Start INPUT FOR THIS TASK

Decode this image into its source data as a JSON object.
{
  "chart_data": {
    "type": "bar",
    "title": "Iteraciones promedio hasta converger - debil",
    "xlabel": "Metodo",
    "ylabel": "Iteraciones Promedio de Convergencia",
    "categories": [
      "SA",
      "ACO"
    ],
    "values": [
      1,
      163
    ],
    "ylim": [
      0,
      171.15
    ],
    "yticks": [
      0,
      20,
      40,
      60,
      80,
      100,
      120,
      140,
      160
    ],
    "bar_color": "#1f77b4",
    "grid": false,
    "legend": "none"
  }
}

End INPUT FOR THIS TASK

◆ DIRECTION
Copy out each line of the material that holds the word "Iteraciones".

◆ OUTPUT BELOW
    "title": "Iteraciones promedio hasta converger - debil",
    "ylabel": "Iteraciones Promedio de Convergencia",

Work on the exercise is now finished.